DATA FOR PROCESSING:
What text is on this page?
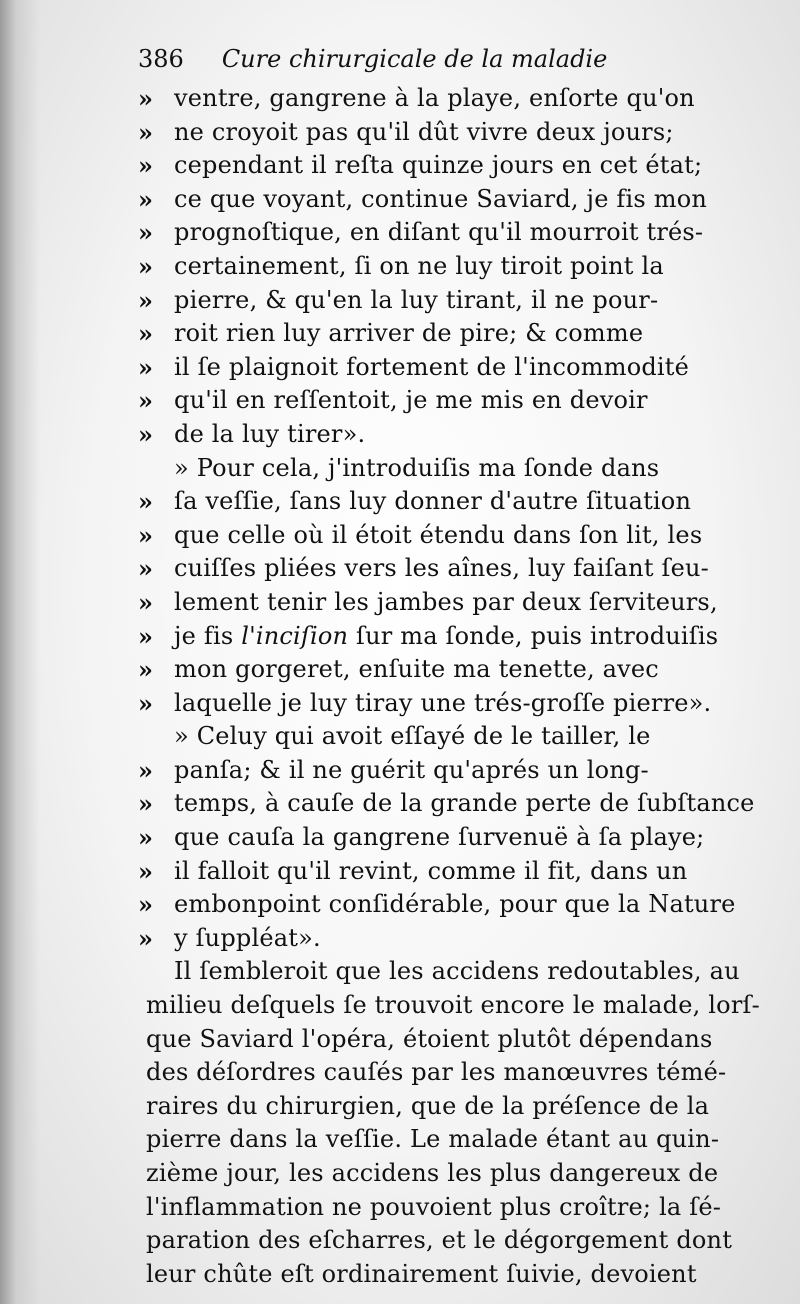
386 Cure chirurgicale de la maladie
» ventre, gangrene à la playe, enſorte qu'on
» ne croyoit pas qu'il dût vivre deux jours;
» cependant il reſta quinze jours en cet état;
» ce que voyant, continue Saviard, je fis mon
» prognoſtique, en diſant qu'il mourroit trés-
» certainement, ſi on ne luy tiroit point la
» pierre, & qu'en la luy tirant, il ne pour-
» roit rien luy arriver de pire; & comme
» il ſe plaignoit fortement de l'incommodité
» qu'il en reſſentoit, je me mis en devoir
» de la luy tirer».
» Pour cela, j'introduiſis ma ſonde dans
» ſa veſſie, ſans luy donner d'autre ſituation
» que celle où il étoit étendu dans ſon lit, les
» cuiſſes pliées vers les aînes, luy faiſant ſeu-
» lement tenir les jambes par deux ſerviteurs,
» je fis l'inciſion ſur ma ſonde, puis introduiſis
» mon gorgeret, enſuite ma tenette, avec
» laquelle je luy tiray une trés-groſſe pierre».
» Celuy qui avoit eſſayé de le tailler, le
» panſa; & il ne guérit qu'aprés un long-
» temps, à cauſe de la grande perte de ſubſtance
» que cauſa la gangrene ſurvenuë à ſa playe;
» il falloit qu'il revint, comme il fit, dans un
» embonpoint conſidérable, pour que la Nature
» y ſuppléat».
Il ſembleroit que les accidens redoutables, au
milieu deſquels ſe trouvoit encore le malade, lorſ-
que Saviard l'opéra, étoient plutôt dépendans
des déſordres cauſés par les manœuvres témé-
raires du chirurgien, que de la préſence de la
pierre dans la veſſie. Le malade étant au quin-
zième jour, les accidens les plus dangereux de
l'inflammation ne pouvoient plus croître; la ſé-
paration des eſcharres, et le dégorgement dont
leur chûte eſt ordinairement ſuivie, devoient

TASK DIRECTIONS: Gather each line of the listing containing the word "ſonde" and show it.

PROBLEM SOLUTION:
» Pour cela, j'introduiſis ma ſonde dans
» je fis l'inciſion ſur ma ſonde, puis introduiſis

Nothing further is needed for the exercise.